— The exercise —
Make an exact copy of the lines below.

---+---

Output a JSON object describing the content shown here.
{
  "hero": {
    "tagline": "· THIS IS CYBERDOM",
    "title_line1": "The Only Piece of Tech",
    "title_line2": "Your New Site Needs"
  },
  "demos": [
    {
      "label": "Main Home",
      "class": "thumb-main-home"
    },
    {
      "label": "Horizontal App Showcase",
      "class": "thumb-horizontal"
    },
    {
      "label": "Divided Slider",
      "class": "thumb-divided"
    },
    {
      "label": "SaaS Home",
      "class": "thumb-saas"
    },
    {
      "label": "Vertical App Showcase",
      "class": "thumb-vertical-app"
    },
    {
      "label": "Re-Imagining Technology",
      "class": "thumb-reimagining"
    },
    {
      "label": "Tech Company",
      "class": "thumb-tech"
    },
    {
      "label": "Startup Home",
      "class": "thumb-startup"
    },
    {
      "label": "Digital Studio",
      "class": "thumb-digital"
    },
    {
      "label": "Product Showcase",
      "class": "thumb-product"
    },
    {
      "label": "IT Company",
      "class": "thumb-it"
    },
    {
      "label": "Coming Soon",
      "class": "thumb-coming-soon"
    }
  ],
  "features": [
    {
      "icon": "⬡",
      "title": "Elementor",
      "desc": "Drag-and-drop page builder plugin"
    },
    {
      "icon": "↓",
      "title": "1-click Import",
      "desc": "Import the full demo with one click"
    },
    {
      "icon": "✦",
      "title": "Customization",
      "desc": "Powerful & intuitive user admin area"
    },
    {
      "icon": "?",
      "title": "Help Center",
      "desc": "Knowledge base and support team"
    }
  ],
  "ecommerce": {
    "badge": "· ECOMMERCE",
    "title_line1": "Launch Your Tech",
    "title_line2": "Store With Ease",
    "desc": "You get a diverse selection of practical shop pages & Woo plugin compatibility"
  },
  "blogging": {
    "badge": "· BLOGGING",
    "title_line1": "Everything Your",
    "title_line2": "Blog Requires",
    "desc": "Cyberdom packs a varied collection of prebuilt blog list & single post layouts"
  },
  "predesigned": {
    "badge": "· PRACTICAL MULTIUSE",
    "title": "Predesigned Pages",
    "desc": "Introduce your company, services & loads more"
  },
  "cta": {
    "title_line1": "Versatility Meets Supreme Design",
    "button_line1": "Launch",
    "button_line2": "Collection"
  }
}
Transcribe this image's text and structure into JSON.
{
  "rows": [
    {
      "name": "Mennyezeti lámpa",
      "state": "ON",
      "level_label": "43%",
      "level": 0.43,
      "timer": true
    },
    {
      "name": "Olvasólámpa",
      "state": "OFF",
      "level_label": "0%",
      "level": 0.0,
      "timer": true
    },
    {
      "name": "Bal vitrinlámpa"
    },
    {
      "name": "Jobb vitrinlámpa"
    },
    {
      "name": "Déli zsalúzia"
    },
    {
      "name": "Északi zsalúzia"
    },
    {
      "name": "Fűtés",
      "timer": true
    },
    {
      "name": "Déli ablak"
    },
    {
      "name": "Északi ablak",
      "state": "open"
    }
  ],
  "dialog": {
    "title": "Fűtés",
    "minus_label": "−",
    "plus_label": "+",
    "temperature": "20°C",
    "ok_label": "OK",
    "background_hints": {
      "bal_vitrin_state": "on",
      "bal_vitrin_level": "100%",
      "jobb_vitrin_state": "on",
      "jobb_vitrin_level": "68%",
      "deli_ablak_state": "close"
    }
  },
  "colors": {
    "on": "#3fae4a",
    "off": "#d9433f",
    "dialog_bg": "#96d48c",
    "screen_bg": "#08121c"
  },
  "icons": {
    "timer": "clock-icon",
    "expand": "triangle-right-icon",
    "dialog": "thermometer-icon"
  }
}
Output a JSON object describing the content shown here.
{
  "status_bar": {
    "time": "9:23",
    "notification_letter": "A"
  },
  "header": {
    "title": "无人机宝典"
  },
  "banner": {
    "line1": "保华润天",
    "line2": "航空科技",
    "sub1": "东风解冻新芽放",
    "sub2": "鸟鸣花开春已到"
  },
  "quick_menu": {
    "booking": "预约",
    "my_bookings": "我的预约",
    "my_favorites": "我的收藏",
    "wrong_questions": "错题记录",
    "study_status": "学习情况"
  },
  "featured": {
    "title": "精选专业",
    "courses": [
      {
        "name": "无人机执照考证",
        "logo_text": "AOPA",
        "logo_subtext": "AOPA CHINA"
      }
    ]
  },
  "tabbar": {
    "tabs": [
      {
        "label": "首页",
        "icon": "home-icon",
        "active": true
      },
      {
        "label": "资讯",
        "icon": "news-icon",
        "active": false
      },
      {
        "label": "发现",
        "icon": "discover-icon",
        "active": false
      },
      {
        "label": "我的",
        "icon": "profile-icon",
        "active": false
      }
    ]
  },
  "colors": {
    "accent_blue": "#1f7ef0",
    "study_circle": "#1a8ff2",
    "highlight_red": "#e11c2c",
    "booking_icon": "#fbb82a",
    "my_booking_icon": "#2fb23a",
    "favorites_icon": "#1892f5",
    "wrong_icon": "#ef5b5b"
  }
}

---+---

— Written answer —
Output a JSON object describing the content shown here.
{
  "hero": {
    "tagline": "· THIS IS CYBERDOM",
    "title_line1": "The Only Piece of Tech",
    "title_line2": "Your New Site Needs"
  },
  "demos": [
    {
      "label": "Main Home",
      "class": "thumb-main-home"
    },
    {
      "label": "Horizontal App Showcase",
      "class": "thumb-horizontal"
    },
    {
      "label": "Divided Slider",
      "class": "thumb-divided"
    },
    {
      "label": "SaaS Home",
      "class": "thumb-saas"
    },
    {
      "label": "Vertical App Showcase",
      "class": "thumb-vertical-app"
    },
    {
      "label": "Re-Imagining Technology",
      "class": "thumb-reimagining"
    },
    {
      "label": "Tech Company",
      "class": "thumb-tech"
    },
    {
      "label": "Startup Home",
      "class": "thumb-startup"
    },
    {
      "label": "Digital Studio",
      "class": "thumb-digital"
    },
    {
      "label": "Product Showcase",
      "class": "thumb-product"
    },
    {
      "label": "IT Company",
      "class": "thumb-it"
    },
    {
      "label": "Coming Soon",
      "class": "thumb-coming-soon"
    }
  ],
  "features": [
    {
      "icon": "⬡",
      "title": "Elementor",
      "desc": "Drag-and-drop page builder plugin"
    },
    {
      "icon": "↓",
      "title": "1-click Import",
      "desc": "Import the full demo with one click"
    },
    {
      "icon": "✦",
      "title": "Customization",
      "desc": "Powerful & intuitive user admin area"
    },
    {
      "icon": "?",
      "title": "Help Center",
      "desc": "Knowledge base and support team"
    }
  ],
  "ecommerce": {
    "badge": "· ECOMMERCE",
    "title_line1": "Launch Your Tech",
    "title_line2": "Store With Ease",
    "desc": "You get a diverse selection of practical shop pages & Woo plugin compatibility"
  },
  "blogging": {
    "badge": "· BLOGGING",
    "title_line1": "Everything Your",
    "title_line2": "Blog Requires",
    "desc": "Cyberdom packs a varied collection of prebuilt blog list & single post layouts"
  },
  "predesigned": {
    "badge": "· PRACTICAL MULTIUSE",
    "title": "Predesigned Pages",
    "desc": "Introduce your company, services & loads more"
  },
  "cta": {
    "title_line1": "Versatility Meets Supreme Design",
    "button_line1": "Launch",
    "button_line2": "Collection"
  }
}
Transcribe this image's text and structure into JSON.
{
  "rows": [
    {
      "name": "Mennyezeti lámpa",
      "state": "ON",
      "level_label": "43%",
      "level": 0.43,
      "timer": true
    },
    {
      "name": "Olvasólámpa",
      "state": "OFF",
      "level_label": "0%",
      "level": 0.0,
      "timer": true
    },
    {
      "name": "Bal vitrinlámpa"
    },
    {
      "name": "Jobb vitrinlámpa"
    },
    {
      "name": "Déli zsalúzia"
    },
    {
      "name": "Északi zsalúzia"
    },
    {
      "name": "Fűtés",
      "timer": true
    },
    {
      "name": "Déli ablak"
    },
    {
      "name": "Északi ablak",
      "state": "open"
    }
  ],
  "dialog": {
    "title": "Fűtés",
    "minus_label": "−",
    "plus_label": "+",
    "temperature": "20°C",
    "ok_label": "OK",
    "background_hints": {
      "bal_vitrin_state": "on",
      "bal_vitrin_level": "100%",
      "jobb_vitrin_state": "on",
      "jobb_vitrin_level": "68%",
      "deli_ablak_state": "close"
    }
  },
  "colors": {
    "on": "#3fae4a",
    "off": "#d9433f",
    "dialog_bg": "#96d48c",
    "screen_bg": "#08121c"
  },
  "icons": {
    "timer": "clock-icon",
    "expand": "triangle-right-icon",
    "dialog": "thermometer-icon"
  }
}
Output a JSON object describing the content shown here.
{
  "status_bar": {
    "time": "9:23",
    "notification_letter": "A"
  },
  "header": {
    "title": "无人机宝典"
  },
  "banner": {
    "line1": "保华润天",
    "line2": "航空科技",
    "sub1": "东风解冻新芽放",
    "sub2": "鸟鸣花开春已到"
  },
  "quick_menu": {
    "booking": "预约",
    "my_bookings": "我的预约",
    "my_favorites": "我的收藏",
    "wrong_questions": "错题记录",
    "study_status": "学习情况"
  },
  "featured": {
    "title": "精选专业",
    "courses": [
      {
        "name": "无人机执照考证",
        "logo_text": "AOPA",
        "logo_subtext": "AOPA CHINA"
      }
    ]
  },
  "tabbar": {
    "tabs": [
      {
        "label": "首页",
        "icon": "home-icon",
        "active": true
      },
      {
        "label": "资讯",
        "icon": "news-icon",
        "active": false
      },
      {
        "label": "发现",
        "icon": "discover-icon",
        "active": false
      },
      {
        "label": "我的",
        "icon": "profile-icon",
        "active": false
      }
    ]
  },
  "colors": {
    "accent_blue": "#1f7ef0",
    "study_circle": "#1a8ff2",
    "highlight_red": "#e11c2c",
    "booking_icon": "#fbb82a",
    "my_booking_icon": "#2fb23a",
    "favorites_icon": "#1892f5",
    "wrong_icon": "#ef5b5b"
  }
}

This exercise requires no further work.